▽

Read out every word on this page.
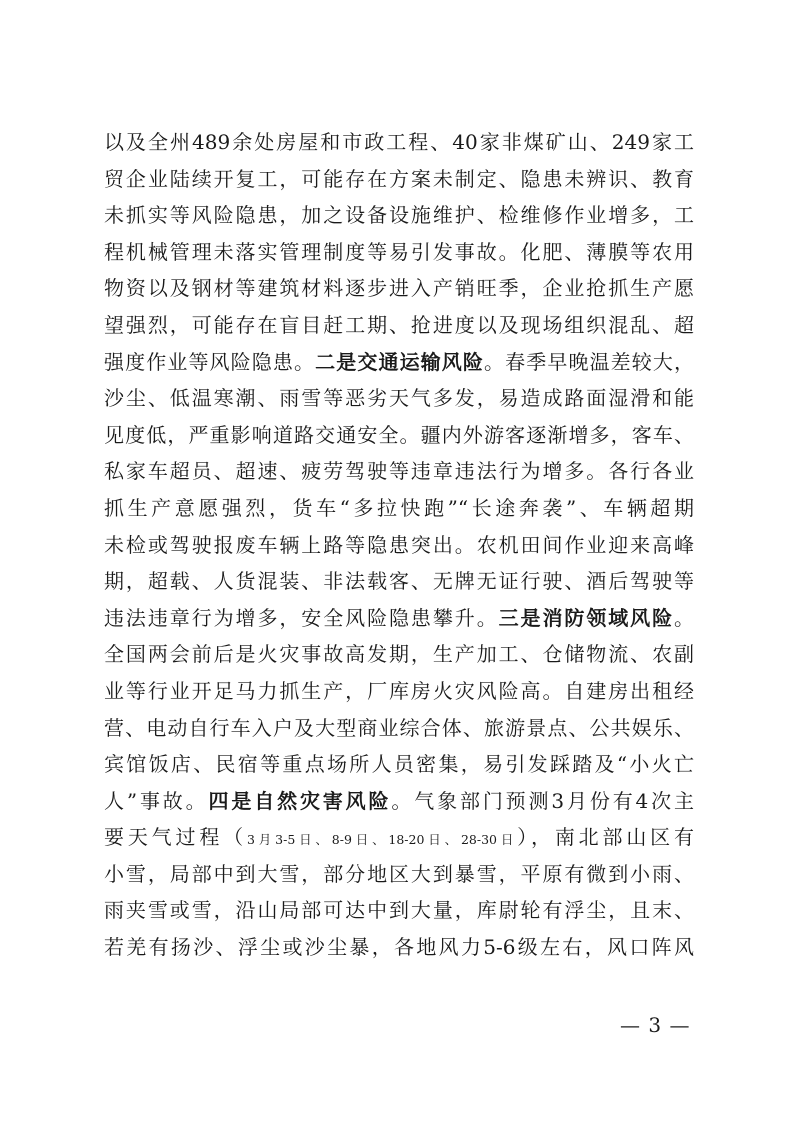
以及全州489余处房屋和市政工程、40家非煤矿山、249家工
贸企业陆续开复工，可能存在方案未制定、隐患未辨识、教育
未抓实等风险隐患，加之设备设施维护、检维修作业增多，工
程机械管理未落实管理制度等易引发事故。化肥、薄膜等农用
物资以及钢材等建筑材料逐步进入产销旺季，企业抢抓生产愿
望强烈，可能存在盲目赶工期、抢进度以及现场组织混乱、超
强度作业等风险隐患。二是交通运输风险。春季早晚温差较大，
沙尘、低温寒潮、雨雪等恶劣天气多发，易造成路面湿滑和能
见度低，严重影响道路交通安全。疆内外游客逐渐增多，客车、
私家车超员、超速、疲劳驾驶等违章违法行为增多。各行各业
抓生产意愿强烈，货车“多拉快跑”“长途奔袭”、车辆超期
未检或驾驶报废车辆上路等隐患突出。农机田间作业迎来高峰
期，超载、人货混装、非法载客、无牌无证行驶、酒后驾驶等
违法违章行为增多，安全风险隐患攀升。三是消防领域风险。
全国两会前后是火灾事故高发期，生产加工、仓储物流、农副
业等行业开足马力抓生产，厂库房火灾风险高。自建房出租经
营、电动自行车入户及大型商业综合体、旅游景点、公共娱乐、
宾馆饭店、民宿等重点场所人员密集，易引发踩踏及“小火亡
人”事故。四是自然灾害风险。气象部门预测3月份有4次主
要天气过程（3月3-5日、8-9日、18-20日、28-30日），南北部山区有
小雪，局部中到大雪，部分地区大到暴雪，平原有微到小雨、
雨夹雪或雪，沿山局部可达中到大量，库尉轮有浮尘，且末、
若羌有扬沙、浮尘或沙尘暴，各地风力5-6级左右，风口阵风
— 3 —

△

WHAT IS EXPECTED: All of the entries above should be duplicated exactly, except for the pictures.

TASK RESULT:
Read out every word on this page.
以及全州489余处房屋和市政工程、40家非煤矿山、249家工
贸企业陆续开复工，可能存在方案未制定、隐患未辨识、教育
未抓实等风险隐患，加之设备设施维护、检维修作业增多，工
程机械管理未落实管理制度等易引发事故。化肥、薄膜等农用
物资以及钢材等建筑材料逐步进入产销旺季，企业抢抓生产愿
望强烈，可能存在盲目赶工期、抢进度以及现场组织混乱、超
强度作业等风险隐患。二是交通运输风险。春季早晚温差较大，
沙尘、低温寒潮、雨雪等恶劣天气多发，易造成路面湿滑和能
见度低，严重影响道路交通安全。疆内外游客逐渐增多，客车、
私家车超员、超速、疲劳驾驶等违章违法行为增多。各行各业
抓生产意愿强烈，货车“多拉快跑”“长途奔袭”、车辆超期
未检或驾驶报废车辆上路等隐患突出。农机田间作业迎来高峰
期，超载、人货混装、非法载客、无牌无证行驶、酒后驾驶等
违法违章行为增多，安全风险隐患攀升。三是消防领域风险。
全国两会前后是火灾事故高发期，生产加工、仓储物流、农副
业等行业开足马力抓生产，厂库房火灾风险高。自建房出租经
营、电动自行车入户及大型商业综合体、旅游景点、公共娱乐、
宾馆饭店、民宿等重点场所人员密集，易引发踩踏及“小火亡
人”事故。四是自然灾害风险。气象部门预测3月份有4次主
要天气过程（3月3-5日、8-9日、18-20日、28-30日），南北部山区有
小雪，局部中到大雪，部分地区大到暴雪，平原有微到小雨、
雨夹雪或雪，沿山局部可达中到大量，库尉轮有浮尘，且末、
若羌有扬沙、浮尘或沙尘暴，各地风力5-6级左右，风口阵风
— 3 —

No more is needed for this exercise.